THE EXERCISE
Repeat the listing in full, exactly as it stands.
** Start of ROWS **
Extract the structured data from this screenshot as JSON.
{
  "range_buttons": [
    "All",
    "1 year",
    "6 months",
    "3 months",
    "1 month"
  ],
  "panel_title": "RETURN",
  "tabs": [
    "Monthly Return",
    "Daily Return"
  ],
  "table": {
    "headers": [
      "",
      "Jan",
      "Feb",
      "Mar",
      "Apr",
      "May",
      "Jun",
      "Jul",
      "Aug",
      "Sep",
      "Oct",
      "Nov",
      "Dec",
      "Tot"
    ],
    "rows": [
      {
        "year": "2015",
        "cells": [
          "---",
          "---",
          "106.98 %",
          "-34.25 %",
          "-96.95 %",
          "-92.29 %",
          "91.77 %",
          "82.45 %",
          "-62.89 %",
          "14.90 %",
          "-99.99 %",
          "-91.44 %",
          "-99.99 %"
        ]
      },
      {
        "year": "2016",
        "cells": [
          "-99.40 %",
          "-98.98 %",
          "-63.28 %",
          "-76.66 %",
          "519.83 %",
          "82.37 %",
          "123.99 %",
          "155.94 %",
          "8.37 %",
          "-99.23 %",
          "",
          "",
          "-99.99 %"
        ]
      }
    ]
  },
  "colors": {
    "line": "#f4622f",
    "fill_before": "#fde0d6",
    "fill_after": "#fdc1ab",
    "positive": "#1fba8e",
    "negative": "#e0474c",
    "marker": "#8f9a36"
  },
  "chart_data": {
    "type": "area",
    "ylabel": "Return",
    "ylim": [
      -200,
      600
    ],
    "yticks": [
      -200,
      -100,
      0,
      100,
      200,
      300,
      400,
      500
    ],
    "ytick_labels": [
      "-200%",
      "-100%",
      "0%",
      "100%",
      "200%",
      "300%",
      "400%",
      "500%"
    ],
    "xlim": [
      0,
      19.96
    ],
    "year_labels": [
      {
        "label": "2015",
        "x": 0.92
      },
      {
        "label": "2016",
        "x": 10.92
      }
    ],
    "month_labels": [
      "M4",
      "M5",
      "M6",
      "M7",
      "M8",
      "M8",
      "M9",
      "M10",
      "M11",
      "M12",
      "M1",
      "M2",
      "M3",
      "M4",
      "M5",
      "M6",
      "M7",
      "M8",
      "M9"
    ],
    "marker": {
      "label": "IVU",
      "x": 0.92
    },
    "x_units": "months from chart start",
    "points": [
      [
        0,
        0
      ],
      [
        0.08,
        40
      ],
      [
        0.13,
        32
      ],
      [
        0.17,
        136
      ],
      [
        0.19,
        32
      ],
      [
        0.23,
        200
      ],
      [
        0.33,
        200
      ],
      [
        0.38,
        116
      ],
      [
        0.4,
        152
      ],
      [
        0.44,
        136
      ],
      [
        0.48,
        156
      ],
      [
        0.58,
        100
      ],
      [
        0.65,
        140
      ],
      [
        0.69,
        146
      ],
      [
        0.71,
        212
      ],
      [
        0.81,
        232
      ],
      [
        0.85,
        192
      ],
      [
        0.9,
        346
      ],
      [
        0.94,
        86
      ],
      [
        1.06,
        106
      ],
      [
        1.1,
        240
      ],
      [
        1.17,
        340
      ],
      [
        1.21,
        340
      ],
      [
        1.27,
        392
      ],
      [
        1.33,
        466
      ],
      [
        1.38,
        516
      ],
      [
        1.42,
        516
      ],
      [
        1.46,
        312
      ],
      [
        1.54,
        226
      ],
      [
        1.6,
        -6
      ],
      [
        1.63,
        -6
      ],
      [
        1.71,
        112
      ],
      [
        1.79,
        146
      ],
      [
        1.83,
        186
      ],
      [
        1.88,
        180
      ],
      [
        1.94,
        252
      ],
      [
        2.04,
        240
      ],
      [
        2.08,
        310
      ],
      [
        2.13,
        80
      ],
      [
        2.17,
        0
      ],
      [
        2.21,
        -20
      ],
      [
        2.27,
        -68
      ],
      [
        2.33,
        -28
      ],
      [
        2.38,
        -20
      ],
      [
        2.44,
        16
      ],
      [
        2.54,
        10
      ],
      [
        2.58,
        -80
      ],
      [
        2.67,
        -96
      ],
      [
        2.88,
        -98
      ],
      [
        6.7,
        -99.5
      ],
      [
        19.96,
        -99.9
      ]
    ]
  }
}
** End of ROWS **
EXPECTED ANSWER
Extract the structured data from this screenshot as JSON.
{
  "range_buttons": [
    "All",
    "1 year",
    "6 months",
    "3 months",
    "1 month"
  ],
  "panel_title": "RETURN",
  "tabs": [
    "Monthly Return",
    "Daily Return"
  ],
  "table": {
    "headers": [
      "",
      "Jan",
      "Feb",
      "Mar",
      "Apr",
      "May",
      "Jun",
      "Jul",
      "Aug",
      "Sep",
      "Oct",
      "Nov",
      "Dec",
      "Tot"
    ],
    "rows": [
      {
        "year": "2015",
        "cells": [
          "---",
          "---",
          "106.98 %",
          "-34.25 %",
          "-96.95 %",
          "-92.29 %",
          "91.77 %",
          "82.45 %",
          "-62.89 %",
          "14.90 %",
          "-99.99 %",
          "-91.44 %",
          "-99.99 %"
        ]
      },
      {
        "year": "2016",
        "cells": [
          "-99.40 %",
          "-98.98 %",
          "-63.28 %",
          "-76.66 %",
          "519.83 %",
          "82.37 %",
          "123.99 %",
          "155.94 %",
          "8.37 %",
          "-99.23 %",
          "",
          "",
          "-99.99 %"
        ]
      }
    ]
  },
  "colors": {
    "line": "#f4622f",
    "fill_before": "#fde0d6",
    "fill_after": "#fdc1ab",
    "positive": "#1fba8e",
    "negative": "#e0474c",
    "marker": "#8f9a36"
  },
  "chart_data": {
    "type": "area",
    "ylabel": "Return",
    "ylim": [
      -200,
      600
    ],
    "yticks": [
      -200,
      -100,
      0,
      100,
      200,
      300,
      400,
      500
    ],
    "ytick_labels": [
      "-200%",
      "-100%",
      "0%",
      "100%",
      "200%",
      "300%",
      "400%",
      "500%"
    ],
    "xlim": [
      0,
      19.96
    ],
    "year_labels": [
      {
        "label": "2015",
        "x": 0.92
      },
      {
        "label": "2016",
        "x": 10.92
      }
    ],
    "month_labels": [
      "M4",
      "M5",
      "M6",
      "M7",
      "M8",
      "M8",
      "M9",
      "M10",
      "M11",
      "M12",
      "M1",
      "M2",
      "M3",
      "M4",
      "M5",
      "M6",
      "M7",
      "M8",
      "M9"
    ],
    "marker": {
      "label": "IVU",
      "x": 0.92
    },
    "x_units": "months from chart start",
    "points": [
      [
        0,
        0
      ],
      [
        0.08,
        40
      ],
      [
        0.13,
        32
      ],
      [
        0.17,
        136
      ],
      [
        0.19,
        32
      ],
      [
        0.23,
        200
      ],
      [
        0.33,
        200
      ],
      [
        0.38,
        116
      ],
      [
        0.4,
        152
      ],
      [
        0.44,
        136
      ],
      [
        0.48,
        156
      ],
      [
        0.58,
        100
      ],
      [
        0.65,
        140
      ],
      [
        0.69,
        146
      ],
      [
        0.71,
        212
      ],
      [
        0.81,
        232
      ],
      [
        0.85,
        192
      ],
      [
        0.9,
        346
      ],
      [
        0.94,
        86
      ],
      [
        1.06,
        106
      ],
      [
        1.1,
        240
      ],
      [
        1.17,
        340
      ],
      [
        1.21,
        340
      ],
      [
        1.27,
        392
      ],
      [
        1.33,
        466
      ],
      [
        1.38,
        516
      ],
      [
        1.42,
        516
      ],
      [
        1.46,
        312
      ],
      [
        1.54,
        226
      ],
      [
        1.6,
        -6
      ],
      [
        1.63,
        -6
      ],
      [
        1.71,
        112
      ],
      [
        1.79,
        146
      ],
      [
        1.83,
        186
      ],
      [
        1.88,
        180
      ],
      [
        1.94,
        252
      ],
      [
        2.04,
        240
      ],
      [
        2.08,
        310
      ],
      [
        2.13,
        80
      ],
      [
        2.17,
        0
      ],
      [
        2.21,
        -20
      ],
      [
        2.27,
        -68
      ],
      [
        2.33,
        -28
      ],
      [
        2.38,
        -20
      ],
      [
        2.44,
        16
      ],
      [
        2.54,
        10
      ],
      [
        2.58,
        -80
      ],
      [
        2.67,
        -96
      ],
      [
        2.88,
        -98
      ],
      [
        6.7,
        -99.5
      ],
      [
        19.96,
        -99.9
      ]
    ]
  }
}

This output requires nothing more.